PROFISSÃO PROSTITUTA: Profissionais do sexo querem sair da marginalidade e lutam por direitos trabalhistas

PROFISSÃO PROSTITUTA: Profissionais do sexo querem sair da marginalidade e lutam por direitos trabalhistas

Por Heloísa Gomes.

PROFISSÃO PROSTITUTA: Profissionais do sexo querem sair da marginalidade e lutam por direitos trabalhistasReprodução

Na Grécia e no Egito antigo, as prostitutas eram respeitadas, consideradas grandes sacerdotisas, portanto sagradas. Recebiam honras e presentes em troca de favores sexuais. Hoje, marginalizados e expostos à violência, profissionais do sexo buscam reconhecimento profissional e direitos trabalhistas. “Nós temos alma, razão, coração e queremos ser reconhecidos como profissionais, queremos autonomia”, diz Keila Simpson, presidente da Associação Nacional de Travestis e Transexuais (Antra).

....

*Lista de tarefas*
1. Repita sem alterações o trecho da reportagem sobre profissionais do sexo, começando em "Por Heloísa Gomes." e indo até "e Transexuais (Antra).".
2. Escreva a continuação da reportagem sobre profissionais do sexo a partir da última frase apresentada.

....

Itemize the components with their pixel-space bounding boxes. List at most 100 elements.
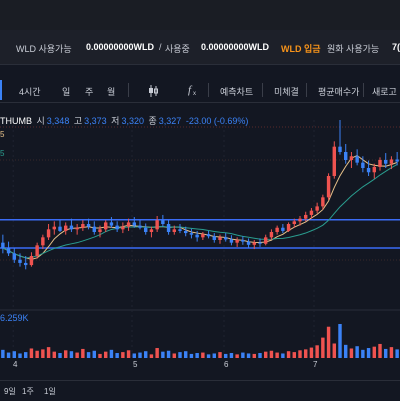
candle-body	[269, 232, 274, 238]
toolbar-divider	[128, 83, 129, 97]
candle-body	[18, 259, 22, 263]
volume-bar	[206, 354, 211, 358]
in-use-value: 0.00000000WLD	[201, 42, 270, 52]
ma-label-long: 5	[0, 149, 5, 158]
volume-bar	[389, 347, 394, 358]
x-axis-label: 7	[313, 360, 318, 369]
volume-bar	[264, 351, 268, 358]
balance-separator: /	[159, 42, 162, 52]
close-label: 종	[148, 116, 157, 126]
volume-bar	[18, 353, 22, 358]
volume-bar	[355, 346, 359, 358]
volume-bar	[338, 324, 342, 358]
candle-body	[206, 234, 211, 237]
high-value: 3,373	[84, 116, 107, 126]
volume-bar	[155, 348, 159, 358]
candle-body	[104, 222, 108, 230]
volume-bar	[126, 350, 131, 358]
volume-bar	[184, 351, 188, 358]
interval-month-button[interactable]: 월	[107, 85, 115, 98]
avg-price-button[interactable]: 평균매수가	[318, 85, 359, 98]
volume-bar	[115, 353, 119, 358]
candle-body	[58, 226, 62, 231]
candle-body	[355, 156, 359, 163]
candle-body	[92, 226, 96, 232]
volume-bar	[35, 350, 39, 358]
x-axis-label: 4	[13, 360, 18, 369]
volume-bar	[286, 351, 291, 358]
candle-body	[195, 234, 199, 238]
candle-body	[349, 156, 354, 160]
candle-body	[115, 225, 119, 230]
volume-bar	[252, 353, 256, 358]
volume-bar	[92, 350, 96, 358]
interval-week-button[interactable]: 주	[85, 85, 93, 98]
volume-bar	[161, 351, 165, 358]
candle-body	[264, 237, 268, 244]
active-tab-indicator	[0, 80, 2, 100]
candle-body	[12, 253, 16, 260]
candle-body	[246, 241, 251, 245]
volume-bar	[172, 353, 176, 358]
interval-4h-button[interactable]: 4시간	[19, 85, 41, 98]
deposit-link[interactable]: WLD 입금	[281, 42, 321, 55]
candle-body	[372, 166, 376, 173]
candle-body	[235, 240, 239, 243]
refresh-button[interactable]: 새로고	[372, 85, 397, 98]
volume-bar	[212, 353, 216, 358]
prediction-chart-button[interactable]: 예측차트	[220, 85, 253, 98]
volume-bar	[395, 349, 399, 358]
volume-bar	[69, 351, 74, 358]
candle-body	[292, 221, 296, 224]
volume-bar	[41, 349, 45, 358]
candle-body	[184, 230, 188, 234]
candle-body	[1, 242, 5, 248]
candle-body	[298, 218, 302, 222]
candle-body	[86, 224, 91, 227]
range-1d-button[interactable]: 1일	[44, 386, 56, 397]
volume-bar	[241, 352, 245, 358]
candle-body	[252, 242, 256, 245]
price-chart[interactable]	[0, 120, 400, 365]
volume-bar	[189, 353, 194, 358]
candle-body	[69, 225, 74, 230]
fx-icon[interactable]: fx	[187, 82, 199, 98]
candle-body	[29, 256, 34, 266]
candle-body	[81, 224, 85, 228]
top-header-bar	[0, 0, 400, 30]
volume-bar	[332, 343, 336, 358]
range-1w-button[interactable]: 1주	[22, 386, 34, 397]
interval-day-button[interactable]: 일	[62, 85, 70, 98]
volume-bar	[178, 352, 182, 358]
volume-bar	[304, 349, 308, 358]
candle-body	[149, 229, 154, 232]
candle-body	[286, 224, 291, 231]
candle-body	[46, 229, 51, 238]
volume-bar	[138, 352, 142, 358]
krw-available-value: 7(	[392, 42, 400, 52]
volume-bar	[258, 353, 262, 358]
volume-bar	[344, 344, 348, 358]
x-axis-label: 5	[133, 360, 138, 369]
volume-bar	[98, 353, 102, 358]
volume-bar	[309, 347, 314, 358]
candle-body	[384, 160, 388, 164]
candle-body	[75, 227, 79, 230]
volume-bar	[195, 353, 199, 358]
candle-body	[321, 197, 325, 207]
range-9d-button[interactable]: 9일	[4, 386, 16, 397]
candle-body	[35, 245, 39, 256]
candle-body	[304, 214, 308, 219]
coin-available-value: 0.00000000WLD	[86, 42, 155, 52]
close-value: 3,327	[158, 116, 182, 126]
volume-bar	[235, 354, 239, 358]
candle-body	[161, 220, 165, 224]
candle-body	[218, 237, 222, 240]
unfilled-orders-button[interactable]: 미체결	[274, 85, 299, 98]
high-label: 고	[73, 116, 83, 126]
candle-body	[201, 234, 205, 238]
volume-bar	[1, 349, 5, 358]
ohlc-info: THUMB 시 3,348 고 3,373 저 3,320 종 3,327 -23.00…	[0, 114, 250, 127]
candlestick-icon[interactable]	[148, 85, 158, 99]
volume-bar	[6, 352, 11, 358]
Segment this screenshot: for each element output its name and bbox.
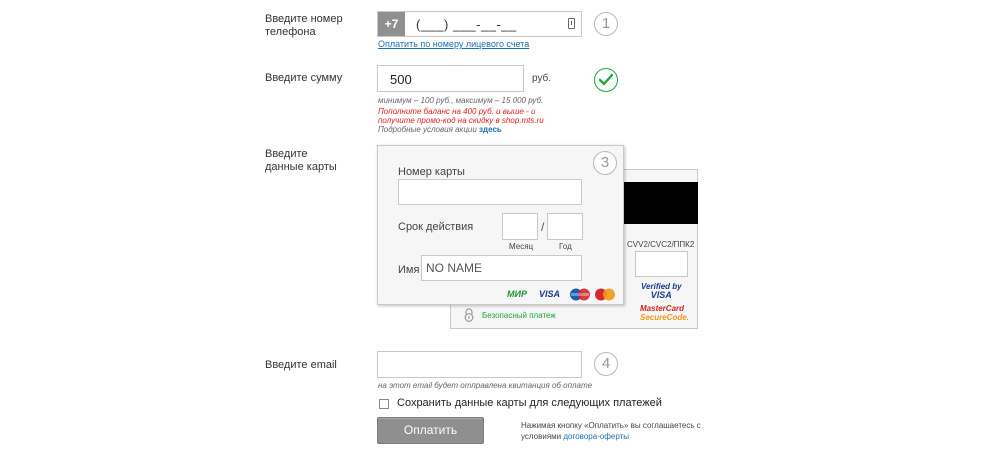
promo-line-1: Пополните баланс на 400 руб. и выше - и [378, 107, 536, 116]
visa-logo: VISA [539, 289, 561, 299]
offer-agreement-link[interactable]: договора-оферты [563, 432, 629, 441]
email-input[interactable] [377, 351, 582, 378]
cardholder-name-placeholder: NO NAME [426, 261, 483, 275]
securecode-line1: MasterCard [640, 304, 685, 313]
card-front: Номер карты Срок действия / Месяц Год Им… [377, 145, 624, 305]
card-number-label: Номер карты [398, 166, 465, 178]
terms-text: Нажимая кнопку «Оплатить» вы соглашаетес… [521, 420, 701, 442]
year-label: Год [559, 242, 572, 251]
promo-conditions-link[interactable]: здесь [479, 125, 502, 134]
card-label-line2: данные карты [265, 161, 337, 173]
mastercard-logo [594, 288, 616, 301]
email-hint: на этот email будет отправлена квитанция… [378, 381, 593, 390]
terms-line2: условиями [521, 432, 562, 441]
expiry-month-input[interactable] [502, 213, 538, 240]
promo-conditions-text: Подробные условия акции [378, 125, 477, 134]
promo-conditions: Подробные условия акции здесь [378, 125, 502, 134]
amount-label: Введите сумму [265, 72, 343, 84]
month-label: Месяц [509, 242, 534, 251]
verified-by-visa-logo: Verified by VISA [641, 282, 682, 300]
terms-line1: Нажимая кнопку «Оплатить» вы соглашаетес… [521, 421, 701, 430]
expiry-year-input[interactable] [547, 213, 583, 240]
lock-icon [463, 308, 475, 322]
pay-by-account-link[interactable]: Оплатить по номеру лицевого счета [378, 39, 529, 49]
currency-label: руб. [532, 73, 552, 84]
cvv-input[interactable] [635, 251, 688, 277]
card-number-input[interactable] [398, 179, 582, 205]
securecode-line2: SecureCode. [640, 313, 689, 322]
cvv-label: CVV2/CVC2/ППК2 [627, 240, 695, 249]
expiry-label: Срок действия [398, 221, 474, 233]
verified-line2: VISA [650, 290, 672, 300]
contact-book-icon[interactable] [568, 18, 575, 29]
phone-input[interactable]: +7 (___) ___-__-__ [377, 11, 582, 37]
promo-line-2: получите промо-код на скидку в shop.mts.… [378, 116, 544, 125]
mastercard-securecode-logo: MasterCard SecureCode. [640, 304, 689, 322]
pay-button[interactable]: Оплатить [377, 417, 484, 444]
secure-payment-text: Безопасный платеж [482, 311, 556, 320]
step-3-badge: 3 [593, 151, 617, 175]
phone-prefix: +7 [378, 12, 405, 36]
step-4-badge: 4 [594, 352, 618, 376]
name-label: Имя [398, 264, 420, 276]
terms-line2-row: условиями договора-оферты [521, 431, 701, 442]
check-icon [594, 68, 618, 92]
phone-mask: (___) ___-__-__ [416, 17, 517, 32]
save-card-checkbox[interactable] [379, 399, 389, 409]
amount-input[interactable]: 500 [377, 65, 524, 92]
maestro-logo [569, 288, 591, 301]
cardholder-name-input[interactable]: NO NAME [421, 255, 582, 281]
expiry-separator: / [541, 220, 545, 234]
magnetic-stripe [623, 182, 698, 224]
amount-limits: минимум – 100 руб., максимум – 15 000 ру… [378, 96, 544, 105]
email-label: Введите email [265, 359, 337, 371]
step-1-badge: 1 [594, 12, 618, 36]
card-label-line1: Введите [265, 148, 308, 160]
card-label: Введите данные карты [265, 148, 337, 174]
phone-label: Введите номер телефона [265, 13, 343, 38]
mir-logo: МИР [507, 289, 527, 299]
amount-value: 500 [390, 72, 412, 87]
save-card-label[interactable]: Сохранить данные карты для следующих пла… [397, 397, 662, 409]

....

*Respostas*
1.
Por Heloísa Gomes.

PROFISSÃO PROSTITUTA: Profissionais do sexo querem sair da marginalidade e lutam por direitos trabalhistasReprodução

Na Grécia e no Egito antigo, as prostitutas eram respeitadas, consideradas grandes sacerdotisas, portanto sagradas. Recebiam honras e presentes em troca de favores sexuais. Hoje, marginalizados e expostos à violência, profissionais do sexo buscam reconhecimento profissional e direitos trabalhistas. “Nós temos alma, razão, coração e queremos ser reconhecidos como profissionais, queremos autonomia”, diz Keila Simpson, presidente da Associação Nacional de Travestis e Transexuais (Antra).

2.
Considerada como uma das profissões mais antigas do mundo, a prostituição é tratada no código penal desde 1942. Segundo Adriana Wyzykowski, professora de direito da Faculdade Baiana de Direito e da Universidade Estadual da Bahia (UNEB), “o código penal vitimiza o profissional e acaba favorecendo o agenciador. Muitos gostam do que fazem e não querem ser vistos como vítimas, querem autonomia, respeito e liberdade para trabalhar”.

Existem três sistemas legais sobre prostituição: o regulamentarismo, que estabelece um contrato, aposentadoria e garantias trabalhistas – adotado por países sul americanos como Uruguai, Equador e Bolívia. Na Europa, Alemanha e Holanda são grandes exemplos. “Em Amsterdã [Holanda] é diferente. O curioso é que lá tem uma famosa rua onde os profissionais ficam expostos em vitrines e os clientes escolhem. Nestes países os direitos trabalhistas são garantidos”, conta Adriana. Já os Estados Unidos adota o proibicionismo, nele todos são punidos. Tanto o agenciador como os profissionais, o estado é quem define sobre o que cada um deve fazer com o seu corpo.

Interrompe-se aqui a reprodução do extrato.